▶ [Exercise brief] Repeat all of the records verbatim.

▶ [Data shown]
......
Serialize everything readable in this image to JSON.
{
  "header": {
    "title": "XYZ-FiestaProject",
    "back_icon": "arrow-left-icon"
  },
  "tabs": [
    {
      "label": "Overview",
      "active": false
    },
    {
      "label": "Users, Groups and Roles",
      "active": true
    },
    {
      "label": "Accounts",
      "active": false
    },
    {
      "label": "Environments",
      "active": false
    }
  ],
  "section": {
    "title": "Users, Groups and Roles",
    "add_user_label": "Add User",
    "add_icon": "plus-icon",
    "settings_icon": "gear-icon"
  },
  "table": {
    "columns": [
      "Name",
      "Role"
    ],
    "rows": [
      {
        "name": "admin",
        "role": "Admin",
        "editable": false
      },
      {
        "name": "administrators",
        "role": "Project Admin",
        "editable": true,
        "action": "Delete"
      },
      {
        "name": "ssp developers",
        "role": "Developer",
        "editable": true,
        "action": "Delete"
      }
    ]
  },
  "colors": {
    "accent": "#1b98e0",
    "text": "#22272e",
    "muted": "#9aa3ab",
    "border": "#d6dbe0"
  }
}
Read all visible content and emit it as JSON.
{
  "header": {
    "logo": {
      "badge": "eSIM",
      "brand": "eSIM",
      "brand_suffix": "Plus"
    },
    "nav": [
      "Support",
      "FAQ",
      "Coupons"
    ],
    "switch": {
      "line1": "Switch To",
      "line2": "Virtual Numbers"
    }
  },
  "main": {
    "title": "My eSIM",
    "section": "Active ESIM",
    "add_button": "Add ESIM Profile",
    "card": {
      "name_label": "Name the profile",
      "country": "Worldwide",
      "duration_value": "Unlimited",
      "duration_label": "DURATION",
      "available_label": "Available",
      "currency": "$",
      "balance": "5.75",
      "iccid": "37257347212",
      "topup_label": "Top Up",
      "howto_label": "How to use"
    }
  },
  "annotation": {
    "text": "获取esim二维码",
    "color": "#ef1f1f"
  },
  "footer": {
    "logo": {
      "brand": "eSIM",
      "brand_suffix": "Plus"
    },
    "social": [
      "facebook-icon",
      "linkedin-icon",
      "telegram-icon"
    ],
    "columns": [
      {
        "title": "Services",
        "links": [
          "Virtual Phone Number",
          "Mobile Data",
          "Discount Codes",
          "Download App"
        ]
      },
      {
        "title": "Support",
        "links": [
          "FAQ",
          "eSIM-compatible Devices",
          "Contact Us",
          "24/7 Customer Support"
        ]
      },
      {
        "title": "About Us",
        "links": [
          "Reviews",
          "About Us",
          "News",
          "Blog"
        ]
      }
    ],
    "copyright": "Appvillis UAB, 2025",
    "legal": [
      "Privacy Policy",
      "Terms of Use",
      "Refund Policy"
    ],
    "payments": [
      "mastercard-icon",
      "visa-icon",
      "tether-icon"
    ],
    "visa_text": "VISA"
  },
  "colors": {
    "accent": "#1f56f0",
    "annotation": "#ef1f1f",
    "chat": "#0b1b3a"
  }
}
......
▶ [Final result]
Serialize everything readable in this image to JSON.
{
  "header": {
    "title": "XYZ-FiestaProject",
    "back_icon": "arrow-left-icon"
  },
  "tabs": [
    {
      "label": "Overview",
      "active": false
    },
    {
      "label": "Users, Groups and Roles",
      "active": true
    },
    {
      "label": "Accounts",
      "active": false
    },
    {
      "label": "Environments",
      "active": false
    }
  ],
  "section": {
    "title": "Users, Groups and Roles",
    "add_user_label": "Add User",
    "add_icon": "plus-icon",
    "settings_icon": "gear-icon"
  },
  "table": {
    "columns": [
      "Name",
      "Role"
    ],
    "rows": [
      {
        "name": "admin",
        "role": "Admin",
        "editable": false
      },
      {
        "name": "administrators",
        "role": "Project Admin",
        "editable": true,
        "action": "Delete"
      },
      {
        "name": "ssp developers",
        "role": "Developer",
        "editable": true,
        "action": "Delete"
      }
    ]
  },
  "colors": {
    "accent": "#1b98e0",
    "text": "#22272e",
    "muted": "#9aa3ab",
    "border": "#d6dbe0"
  }
}
Read all visible content and emit it as JSON.
{
  "header": {
    "logo": {
      "badge": "eSIM",
      "brand": "eSIM",
      "brand_suffix": "Plus"
    },
    "nav": [
      "Support",
      "FAQ",
      "Coupons"
    ],
    "switch": {
      "line1": "Switch To",
      "line2": "Virtual Numbers"
    }
  },
  "main": {
    "title": "My eSIM",
    "section": "Active ESIM",
    "add_button": "Add ESIM Profile",
    "card": {
      "name_label": "Name the profile",
      "country": "Worldwide",
      "duration_value": "Unlimited",
      "duration_label": "DURATION",
      "available_label": "Available",
      "currency": "$",
      "balance": "5.75",
      "iccid": "37257347212",
      "topup_label": "Top Up",
      "howto_label": "How to use"
    }
  },
  "annotation": {
    "text": "获取esim二维码",
    "color": "#ef1f1f"
  },
  "footer": {
    "logo": {
      "brand": "eSIM",
      "brand_suffix": "Plus"
    },
    "social": [
      "facebook-icon",
      "linkedin-icon",
      "telegram-icon"
    ],
    "columns": [
      {
        "title": "Services",
        "links": [
          "Virtual Phone Number",
          "Mobile Data",
          "Discount Codes",
          "Download App"
        ]
      },
      {
        "title": "Support",
        "links": [
          "FAQ",
          "eSIM-compatible Devices",
          "Contact Us",
          "24/7 Customer Support"
        ]
      },
      {
        "title": "About Us",
        "links": [
          "Reviews",
          "About Us",
          "News",
          "Blog"
        ]
      }
    ],
    "copyright": "Appvillis UAB, 2025",
    "legal": [
      "Privacy Policy",
      "Terms of Use",
      "Refund Policy"
    ],
    "payments": [
      "mastercard-icon",
      "visa-icon",
      "tether-icon"
    ],
    "visa_text": "VISA"
  },
  "colors": {
    "accent": "#1f56f0",
    "annotation": "#ef1f1f",
    "chat": "#0b1b3a"
  }
}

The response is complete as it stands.